Record set:

* START *

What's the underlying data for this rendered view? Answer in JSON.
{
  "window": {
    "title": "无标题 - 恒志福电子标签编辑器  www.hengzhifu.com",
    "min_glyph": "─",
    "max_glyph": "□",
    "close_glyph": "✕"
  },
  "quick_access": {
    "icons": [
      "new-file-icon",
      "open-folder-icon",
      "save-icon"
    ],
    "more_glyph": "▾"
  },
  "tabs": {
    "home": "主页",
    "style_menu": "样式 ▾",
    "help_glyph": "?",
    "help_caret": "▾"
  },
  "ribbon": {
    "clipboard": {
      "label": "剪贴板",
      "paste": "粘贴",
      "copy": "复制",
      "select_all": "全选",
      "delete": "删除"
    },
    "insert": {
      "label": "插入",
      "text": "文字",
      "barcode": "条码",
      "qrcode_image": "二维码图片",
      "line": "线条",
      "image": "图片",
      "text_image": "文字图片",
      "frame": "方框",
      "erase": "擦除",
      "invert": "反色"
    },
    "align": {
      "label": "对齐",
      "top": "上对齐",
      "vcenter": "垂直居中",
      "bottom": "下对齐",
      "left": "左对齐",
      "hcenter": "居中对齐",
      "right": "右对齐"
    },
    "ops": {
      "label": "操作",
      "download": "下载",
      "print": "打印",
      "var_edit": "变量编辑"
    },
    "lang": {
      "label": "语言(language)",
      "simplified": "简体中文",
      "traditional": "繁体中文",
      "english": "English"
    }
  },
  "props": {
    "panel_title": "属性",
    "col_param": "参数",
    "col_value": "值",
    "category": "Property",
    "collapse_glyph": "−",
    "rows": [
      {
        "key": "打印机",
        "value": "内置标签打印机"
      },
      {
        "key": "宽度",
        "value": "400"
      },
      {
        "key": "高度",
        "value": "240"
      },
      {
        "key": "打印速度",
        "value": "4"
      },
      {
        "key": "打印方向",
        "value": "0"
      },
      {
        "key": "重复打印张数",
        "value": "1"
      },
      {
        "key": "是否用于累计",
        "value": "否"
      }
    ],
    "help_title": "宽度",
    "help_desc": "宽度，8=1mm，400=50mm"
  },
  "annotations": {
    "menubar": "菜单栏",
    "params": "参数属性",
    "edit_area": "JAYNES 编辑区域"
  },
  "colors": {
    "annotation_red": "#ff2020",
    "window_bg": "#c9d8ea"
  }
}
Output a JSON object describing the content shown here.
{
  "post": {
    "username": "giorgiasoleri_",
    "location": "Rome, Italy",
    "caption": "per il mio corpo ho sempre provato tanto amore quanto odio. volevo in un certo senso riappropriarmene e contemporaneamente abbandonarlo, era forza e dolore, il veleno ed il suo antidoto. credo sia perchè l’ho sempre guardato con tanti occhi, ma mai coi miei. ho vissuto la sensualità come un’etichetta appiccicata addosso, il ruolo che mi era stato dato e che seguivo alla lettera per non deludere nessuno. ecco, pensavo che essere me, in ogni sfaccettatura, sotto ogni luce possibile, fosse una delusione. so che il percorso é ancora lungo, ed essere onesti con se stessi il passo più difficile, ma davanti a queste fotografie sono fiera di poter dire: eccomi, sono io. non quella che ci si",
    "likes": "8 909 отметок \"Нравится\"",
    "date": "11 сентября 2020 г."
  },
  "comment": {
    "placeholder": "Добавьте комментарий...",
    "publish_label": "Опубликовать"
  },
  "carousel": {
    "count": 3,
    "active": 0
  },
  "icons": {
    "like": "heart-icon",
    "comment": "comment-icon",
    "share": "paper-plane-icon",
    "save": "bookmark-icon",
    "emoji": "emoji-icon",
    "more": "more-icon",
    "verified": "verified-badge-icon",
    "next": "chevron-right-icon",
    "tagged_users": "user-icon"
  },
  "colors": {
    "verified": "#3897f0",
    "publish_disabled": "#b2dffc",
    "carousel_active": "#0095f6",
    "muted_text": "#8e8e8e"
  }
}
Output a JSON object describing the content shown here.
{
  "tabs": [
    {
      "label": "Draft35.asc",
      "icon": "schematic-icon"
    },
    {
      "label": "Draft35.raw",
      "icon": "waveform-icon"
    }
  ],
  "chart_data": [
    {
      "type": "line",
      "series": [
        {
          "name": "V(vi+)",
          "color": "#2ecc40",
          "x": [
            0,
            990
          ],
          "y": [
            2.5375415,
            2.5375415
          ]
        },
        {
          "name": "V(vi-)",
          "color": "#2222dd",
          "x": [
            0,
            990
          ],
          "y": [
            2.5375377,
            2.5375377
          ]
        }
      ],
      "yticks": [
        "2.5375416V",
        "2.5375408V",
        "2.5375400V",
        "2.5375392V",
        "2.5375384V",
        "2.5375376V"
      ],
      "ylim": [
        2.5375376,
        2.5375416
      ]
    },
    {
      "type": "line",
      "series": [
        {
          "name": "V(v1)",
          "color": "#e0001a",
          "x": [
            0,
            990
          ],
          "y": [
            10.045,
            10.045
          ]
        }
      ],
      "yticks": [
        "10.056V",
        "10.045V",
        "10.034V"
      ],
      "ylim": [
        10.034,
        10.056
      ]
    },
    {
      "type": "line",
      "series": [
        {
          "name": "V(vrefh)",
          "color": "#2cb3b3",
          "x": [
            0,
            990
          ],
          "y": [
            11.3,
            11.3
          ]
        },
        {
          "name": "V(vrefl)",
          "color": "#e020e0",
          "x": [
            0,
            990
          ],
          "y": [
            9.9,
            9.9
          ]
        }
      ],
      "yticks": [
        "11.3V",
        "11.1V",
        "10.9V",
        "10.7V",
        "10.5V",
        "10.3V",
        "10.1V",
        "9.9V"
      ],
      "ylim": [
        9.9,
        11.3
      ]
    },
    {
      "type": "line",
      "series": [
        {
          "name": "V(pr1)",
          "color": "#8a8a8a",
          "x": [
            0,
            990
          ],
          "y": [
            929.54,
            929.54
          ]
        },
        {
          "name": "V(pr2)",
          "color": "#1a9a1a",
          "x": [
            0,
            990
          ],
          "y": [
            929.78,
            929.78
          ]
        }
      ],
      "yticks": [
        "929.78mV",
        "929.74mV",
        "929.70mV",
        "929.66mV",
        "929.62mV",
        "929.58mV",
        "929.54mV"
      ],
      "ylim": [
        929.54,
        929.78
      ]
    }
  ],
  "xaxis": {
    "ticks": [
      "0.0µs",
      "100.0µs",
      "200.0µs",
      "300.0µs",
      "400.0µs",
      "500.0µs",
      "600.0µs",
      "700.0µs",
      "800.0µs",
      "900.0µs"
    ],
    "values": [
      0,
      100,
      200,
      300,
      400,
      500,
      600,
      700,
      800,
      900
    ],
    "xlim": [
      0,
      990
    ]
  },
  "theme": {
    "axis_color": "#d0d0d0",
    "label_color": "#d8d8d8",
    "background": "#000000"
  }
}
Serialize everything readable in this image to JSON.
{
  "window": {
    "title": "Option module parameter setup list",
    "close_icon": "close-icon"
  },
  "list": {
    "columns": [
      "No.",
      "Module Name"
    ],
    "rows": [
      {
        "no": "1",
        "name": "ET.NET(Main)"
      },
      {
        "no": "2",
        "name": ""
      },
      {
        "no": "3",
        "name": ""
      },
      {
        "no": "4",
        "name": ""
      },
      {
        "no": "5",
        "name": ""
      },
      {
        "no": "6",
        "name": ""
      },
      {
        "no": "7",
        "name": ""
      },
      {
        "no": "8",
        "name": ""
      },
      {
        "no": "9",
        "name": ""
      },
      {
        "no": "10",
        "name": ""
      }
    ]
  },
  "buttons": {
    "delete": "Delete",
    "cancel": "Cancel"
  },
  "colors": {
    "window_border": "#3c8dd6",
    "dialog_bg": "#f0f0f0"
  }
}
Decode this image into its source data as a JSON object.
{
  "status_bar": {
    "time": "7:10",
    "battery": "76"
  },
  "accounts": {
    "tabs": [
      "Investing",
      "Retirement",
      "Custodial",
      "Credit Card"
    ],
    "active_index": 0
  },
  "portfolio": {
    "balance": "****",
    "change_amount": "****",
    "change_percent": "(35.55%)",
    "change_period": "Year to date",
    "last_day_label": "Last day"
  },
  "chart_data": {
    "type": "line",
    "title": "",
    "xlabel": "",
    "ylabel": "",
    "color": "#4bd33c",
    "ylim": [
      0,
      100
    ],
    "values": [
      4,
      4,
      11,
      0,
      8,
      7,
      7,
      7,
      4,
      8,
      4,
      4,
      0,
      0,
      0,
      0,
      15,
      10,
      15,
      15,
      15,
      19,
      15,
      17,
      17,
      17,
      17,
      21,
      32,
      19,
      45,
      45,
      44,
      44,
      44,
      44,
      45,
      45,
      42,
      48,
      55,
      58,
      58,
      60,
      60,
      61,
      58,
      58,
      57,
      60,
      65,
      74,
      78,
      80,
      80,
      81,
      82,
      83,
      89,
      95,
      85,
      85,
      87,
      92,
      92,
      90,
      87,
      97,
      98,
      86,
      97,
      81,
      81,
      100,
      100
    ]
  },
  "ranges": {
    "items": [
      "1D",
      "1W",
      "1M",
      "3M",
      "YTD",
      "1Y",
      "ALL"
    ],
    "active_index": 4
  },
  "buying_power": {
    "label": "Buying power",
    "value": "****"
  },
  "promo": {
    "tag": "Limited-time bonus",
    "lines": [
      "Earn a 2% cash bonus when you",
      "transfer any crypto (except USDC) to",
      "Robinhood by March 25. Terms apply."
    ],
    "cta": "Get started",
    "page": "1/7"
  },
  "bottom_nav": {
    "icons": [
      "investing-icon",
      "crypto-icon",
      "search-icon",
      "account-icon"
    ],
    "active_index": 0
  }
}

* END *

The exercise: Find every line above that contains the word "crypto", and return each one.

Correct answer:
      "transfer any crypto (except USDC) to",
      "crypto-icon",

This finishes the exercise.